Look for the string "cuvinte" in every line, and copy each line that has it.

== == ==

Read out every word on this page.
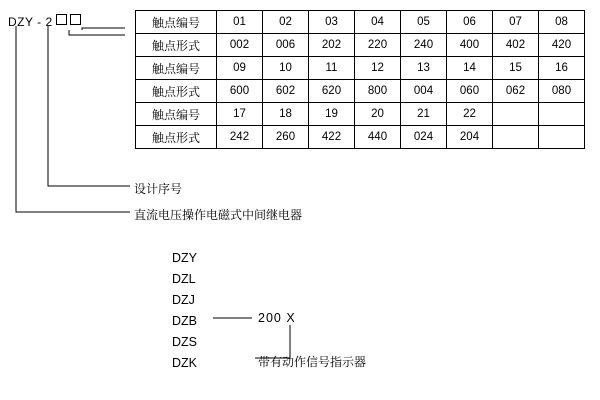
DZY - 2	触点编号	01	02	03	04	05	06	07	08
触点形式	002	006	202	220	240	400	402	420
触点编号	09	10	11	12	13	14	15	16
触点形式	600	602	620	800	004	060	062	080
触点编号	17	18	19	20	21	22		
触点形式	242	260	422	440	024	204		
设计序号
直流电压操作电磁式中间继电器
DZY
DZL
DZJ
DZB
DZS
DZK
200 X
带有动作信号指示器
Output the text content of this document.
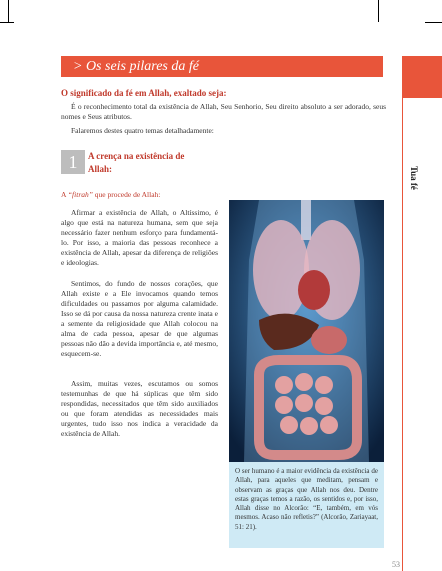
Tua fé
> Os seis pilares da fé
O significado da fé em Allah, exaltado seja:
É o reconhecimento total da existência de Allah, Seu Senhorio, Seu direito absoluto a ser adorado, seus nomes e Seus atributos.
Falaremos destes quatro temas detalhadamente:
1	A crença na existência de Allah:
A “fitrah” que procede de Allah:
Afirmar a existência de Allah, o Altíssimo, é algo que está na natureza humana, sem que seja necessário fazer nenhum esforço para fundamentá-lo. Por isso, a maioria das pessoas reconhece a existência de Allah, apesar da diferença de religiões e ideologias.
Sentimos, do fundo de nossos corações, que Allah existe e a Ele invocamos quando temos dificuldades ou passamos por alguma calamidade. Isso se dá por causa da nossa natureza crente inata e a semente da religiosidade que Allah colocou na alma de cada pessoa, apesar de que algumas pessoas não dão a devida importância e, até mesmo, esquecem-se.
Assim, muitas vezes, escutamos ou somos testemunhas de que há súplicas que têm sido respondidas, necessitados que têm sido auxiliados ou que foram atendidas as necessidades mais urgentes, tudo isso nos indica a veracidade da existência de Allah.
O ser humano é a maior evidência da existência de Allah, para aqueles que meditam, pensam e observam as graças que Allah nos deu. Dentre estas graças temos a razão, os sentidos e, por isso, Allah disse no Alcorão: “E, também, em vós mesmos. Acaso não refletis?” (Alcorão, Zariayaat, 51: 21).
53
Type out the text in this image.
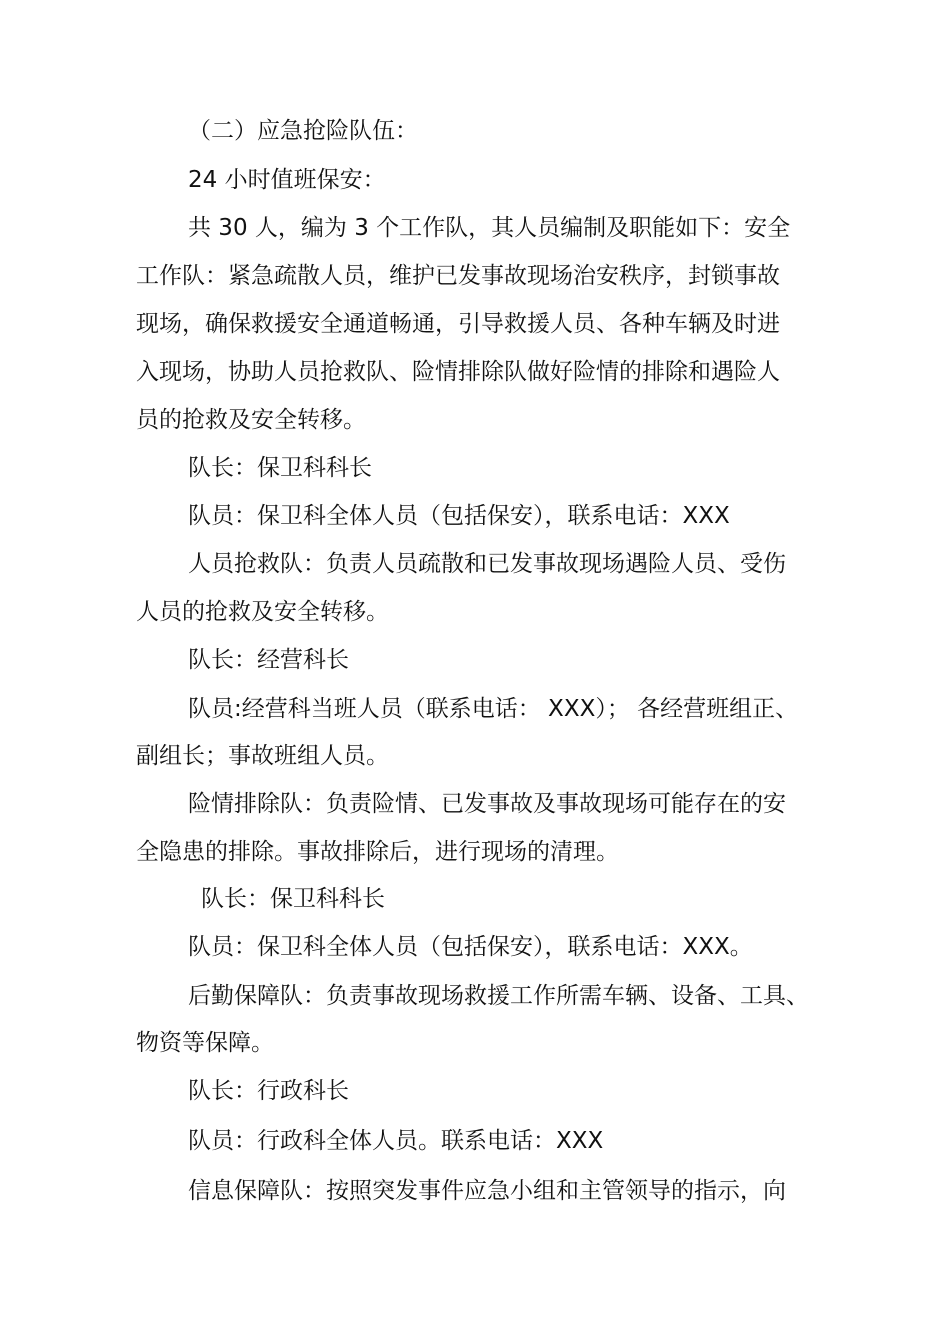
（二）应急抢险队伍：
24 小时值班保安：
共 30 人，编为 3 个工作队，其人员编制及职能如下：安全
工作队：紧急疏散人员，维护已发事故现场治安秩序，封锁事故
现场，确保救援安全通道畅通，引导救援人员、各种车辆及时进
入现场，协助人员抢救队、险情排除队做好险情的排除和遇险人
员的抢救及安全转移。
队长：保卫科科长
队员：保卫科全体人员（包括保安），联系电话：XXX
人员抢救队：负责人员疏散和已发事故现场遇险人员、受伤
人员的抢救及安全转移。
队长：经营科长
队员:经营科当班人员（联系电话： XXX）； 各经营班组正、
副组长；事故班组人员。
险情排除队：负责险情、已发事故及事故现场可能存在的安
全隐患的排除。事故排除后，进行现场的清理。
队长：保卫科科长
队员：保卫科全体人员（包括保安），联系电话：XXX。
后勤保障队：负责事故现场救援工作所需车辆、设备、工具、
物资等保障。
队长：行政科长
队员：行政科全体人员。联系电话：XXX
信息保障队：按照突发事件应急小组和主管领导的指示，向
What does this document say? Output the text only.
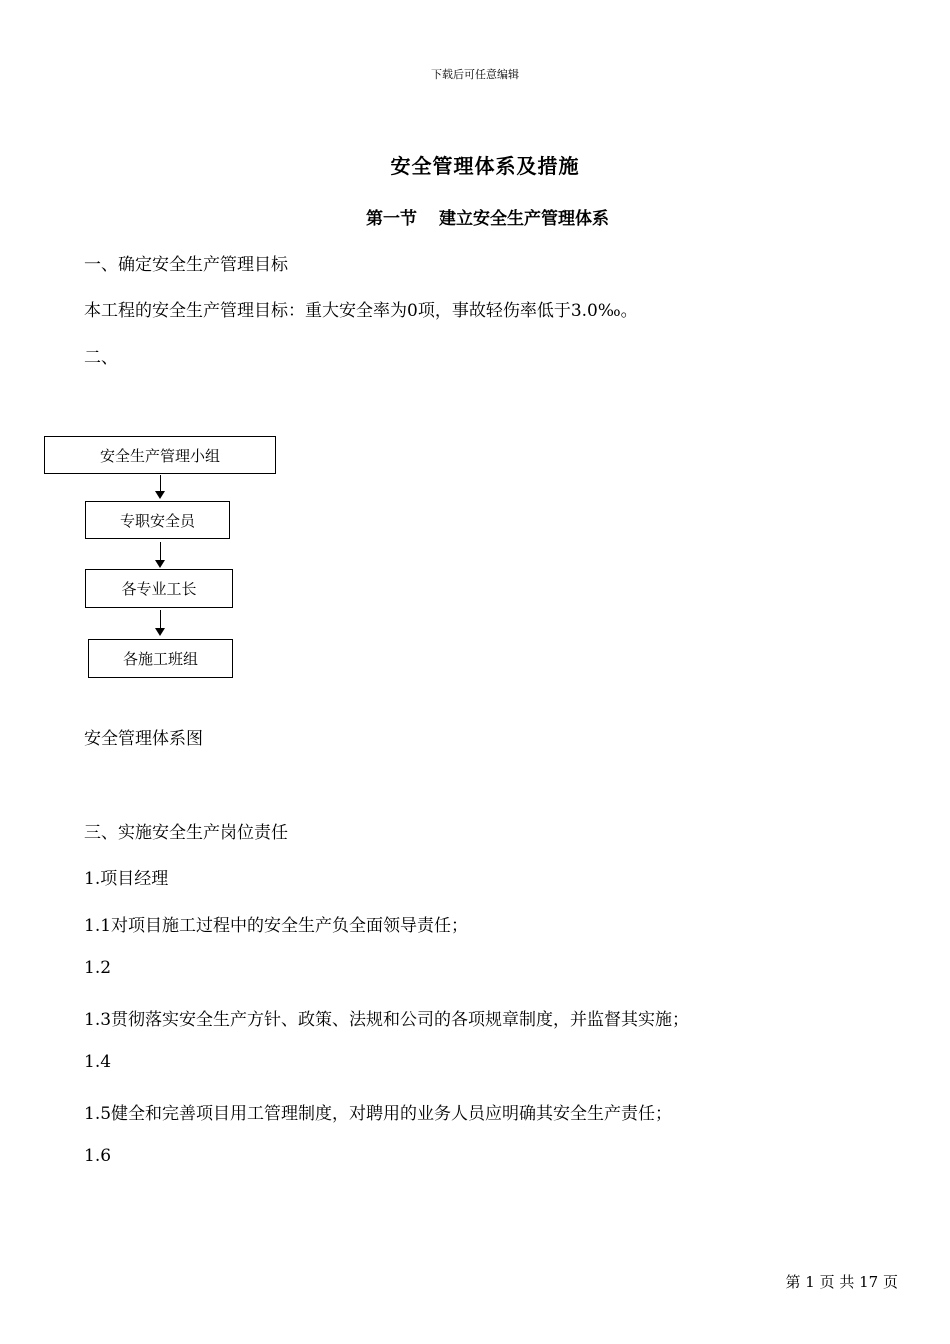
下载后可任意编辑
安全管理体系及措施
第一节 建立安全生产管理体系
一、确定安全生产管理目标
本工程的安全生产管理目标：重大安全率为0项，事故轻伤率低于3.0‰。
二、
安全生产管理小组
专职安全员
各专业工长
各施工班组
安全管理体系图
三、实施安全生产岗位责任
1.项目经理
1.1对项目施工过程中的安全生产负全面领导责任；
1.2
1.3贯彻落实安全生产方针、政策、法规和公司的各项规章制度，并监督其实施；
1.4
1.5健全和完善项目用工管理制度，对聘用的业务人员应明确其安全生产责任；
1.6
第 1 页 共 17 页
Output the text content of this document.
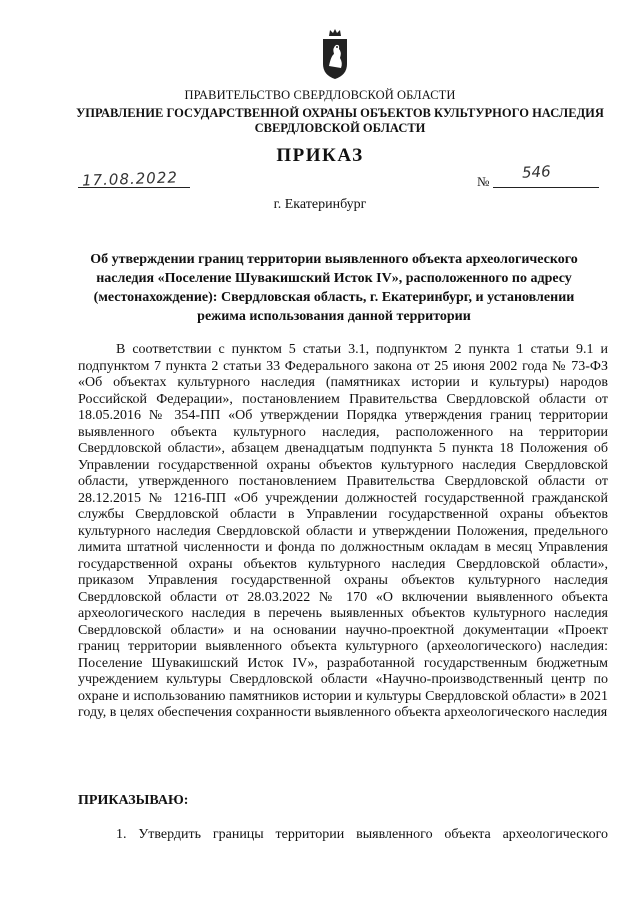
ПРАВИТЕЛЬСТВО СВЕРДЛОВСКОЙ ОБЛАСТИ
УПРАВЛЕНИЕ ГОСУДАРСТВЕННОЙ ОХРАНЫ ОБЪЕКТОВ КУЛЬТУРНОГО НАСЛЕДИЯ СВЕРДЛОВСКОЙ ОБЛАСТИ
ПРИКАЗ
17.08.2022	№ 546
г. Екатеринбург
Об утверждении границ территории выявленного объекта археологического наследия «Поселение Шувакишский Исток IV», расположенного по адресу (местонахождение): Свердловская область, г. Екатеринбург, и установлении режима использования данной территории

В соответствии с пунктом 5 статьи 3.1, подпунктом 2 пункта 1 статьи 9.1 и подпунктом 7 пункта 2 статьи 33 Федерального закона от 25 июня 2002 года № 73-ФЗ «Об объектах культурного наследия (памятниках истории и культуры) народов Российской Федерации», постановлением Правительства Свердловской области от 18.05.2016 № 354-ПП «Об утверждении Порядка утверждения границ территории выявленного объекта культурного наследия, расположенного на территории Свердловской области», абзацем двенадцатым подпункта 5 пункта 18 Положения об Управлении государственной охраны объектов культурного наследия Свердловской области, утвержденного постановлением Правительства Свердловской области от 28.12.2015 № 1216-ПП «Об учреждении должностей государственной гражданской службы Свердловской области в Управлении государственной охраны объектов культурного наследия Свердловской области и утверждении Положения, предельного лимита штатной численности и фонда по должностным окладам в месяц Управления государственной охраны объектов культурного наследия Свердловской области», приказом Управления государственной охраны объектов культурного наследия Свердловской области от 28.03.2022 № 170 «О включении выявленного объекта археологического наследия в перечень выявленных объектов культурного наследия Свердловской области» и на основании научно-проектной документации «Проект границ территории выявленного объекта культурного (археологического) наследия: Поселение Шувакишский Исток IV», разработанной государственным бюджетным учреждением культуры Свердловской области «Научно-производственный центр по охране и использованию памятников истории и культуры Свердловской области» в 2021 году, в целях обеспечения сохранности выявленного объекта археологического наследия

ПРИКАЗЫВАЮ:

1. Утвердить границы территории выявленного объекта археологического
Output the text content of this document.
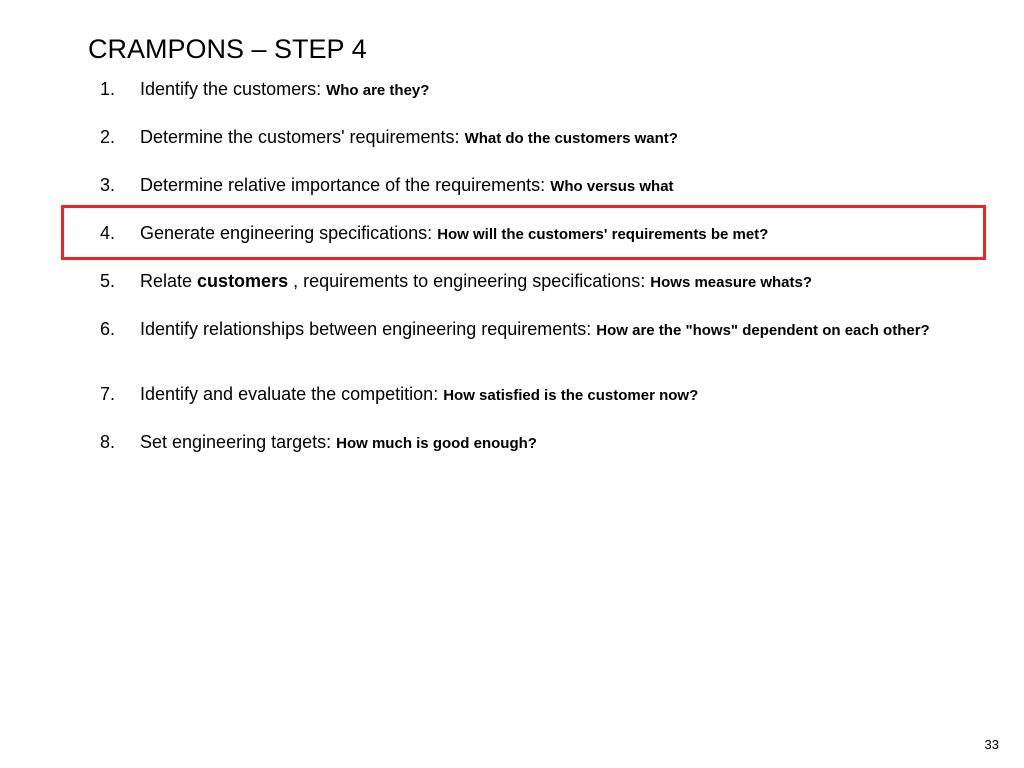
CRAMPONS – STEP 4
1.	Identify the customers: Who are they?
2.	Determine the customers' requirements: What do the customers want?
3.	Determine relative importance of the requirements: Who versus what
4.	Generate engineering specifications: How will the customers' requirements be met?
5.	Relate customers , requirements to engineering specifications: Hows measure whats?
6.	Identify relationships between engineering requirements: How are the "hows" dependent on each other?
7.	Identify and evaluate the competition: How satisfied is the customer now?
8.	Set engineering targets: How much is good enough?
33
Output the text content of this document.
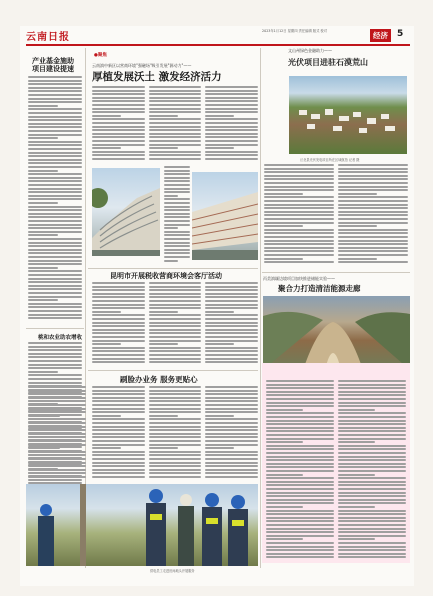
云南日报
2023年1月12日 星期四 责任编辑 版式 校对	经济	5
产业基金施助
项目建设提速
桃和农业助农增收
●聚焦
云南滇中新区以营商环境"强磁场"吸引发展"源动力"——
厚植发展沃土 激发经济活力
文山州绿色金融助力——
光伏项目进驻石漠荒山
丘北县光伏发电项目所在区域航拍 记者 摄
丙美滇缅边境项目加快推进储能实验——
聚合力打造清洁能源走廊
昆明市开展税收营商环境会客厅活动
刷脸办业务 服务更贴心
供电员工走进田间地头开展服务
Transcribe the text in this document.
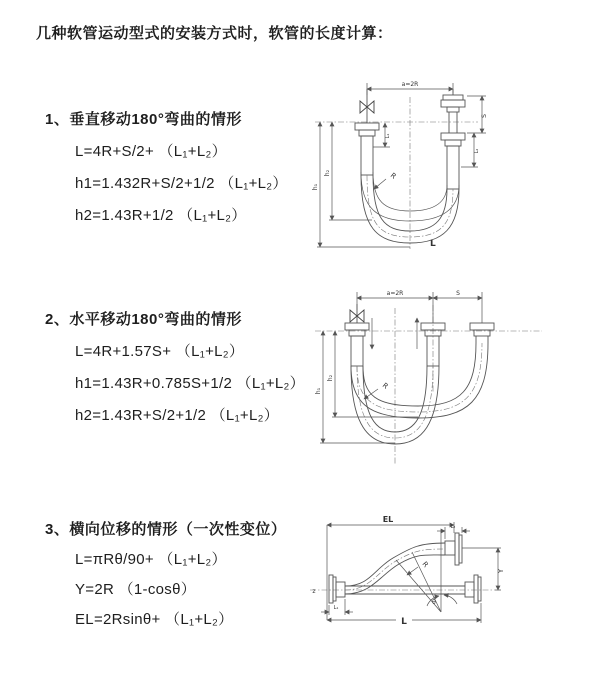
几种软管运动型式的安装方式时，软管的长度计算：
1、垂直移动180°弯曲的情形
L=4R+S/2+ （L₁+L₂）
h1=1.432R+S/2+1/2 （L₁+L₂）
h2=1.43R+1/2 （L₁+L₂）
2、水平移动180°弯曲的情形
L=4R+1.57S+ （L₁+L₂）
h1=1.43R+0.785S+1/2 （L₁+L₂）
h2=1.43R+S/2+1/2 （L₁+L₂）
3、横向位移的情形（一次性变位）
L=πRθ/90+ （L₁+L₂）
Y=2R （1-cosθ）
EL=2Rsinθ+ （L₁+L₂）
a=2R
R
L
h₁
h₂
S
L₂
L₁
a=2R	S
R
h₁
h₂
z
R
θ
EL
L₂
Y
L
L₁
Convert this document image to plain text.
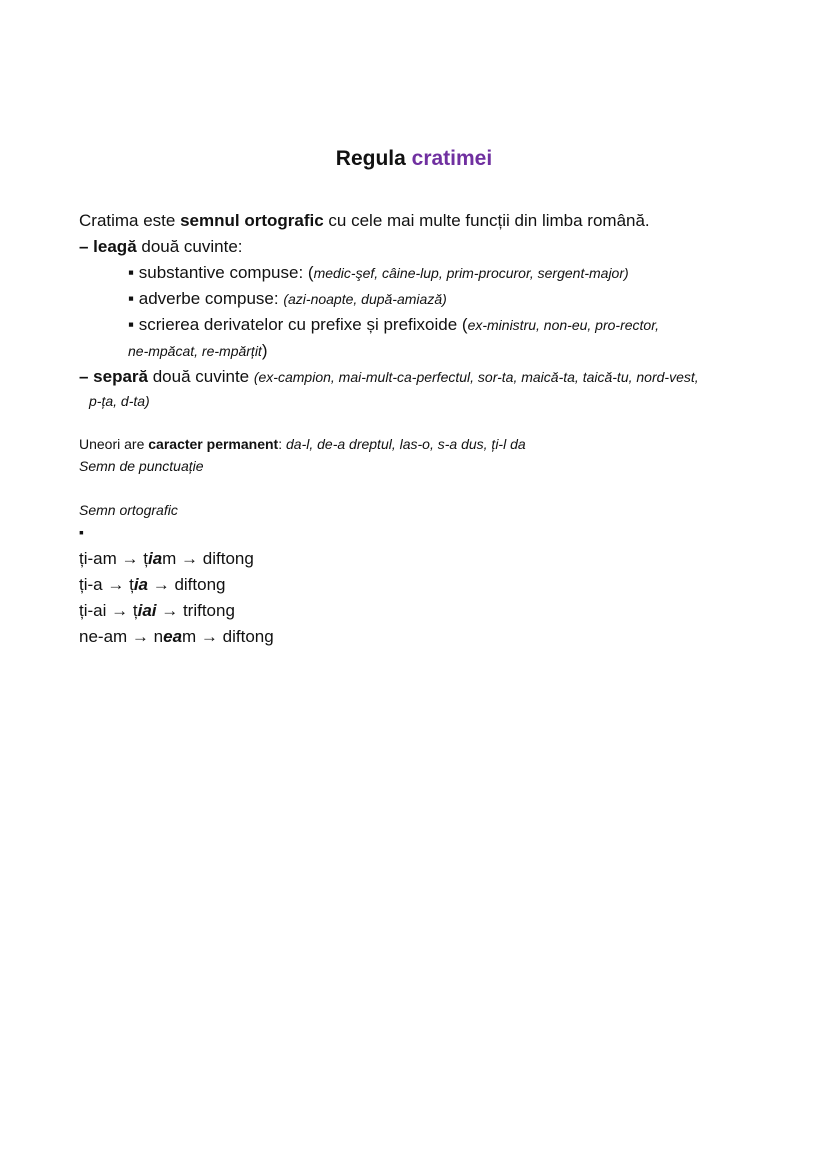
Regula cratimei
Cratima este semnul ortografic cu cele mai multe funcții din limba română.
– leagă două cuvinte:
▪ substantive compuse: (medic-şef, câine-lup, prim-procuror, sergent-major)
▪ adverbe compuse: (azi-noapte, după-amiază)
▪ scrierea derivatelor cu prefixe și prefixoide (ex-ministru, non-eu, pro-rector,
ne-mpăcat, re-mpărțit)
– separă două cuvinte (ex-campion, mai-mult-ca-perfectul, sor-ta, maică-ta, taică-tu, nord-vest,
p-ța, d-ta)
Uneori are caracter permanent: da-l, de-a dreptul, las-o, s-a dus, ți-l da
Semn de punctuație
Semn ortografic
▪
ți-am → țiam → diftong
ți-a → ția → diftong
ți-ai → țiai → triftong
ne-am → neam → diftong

== == ==

Written response:
– leagă două cuvinte:
– separă două cuvinte (ex-campion, mai-mult-ca-perfectul, sor-ta, maică-ta, taică-tu, nord-vest,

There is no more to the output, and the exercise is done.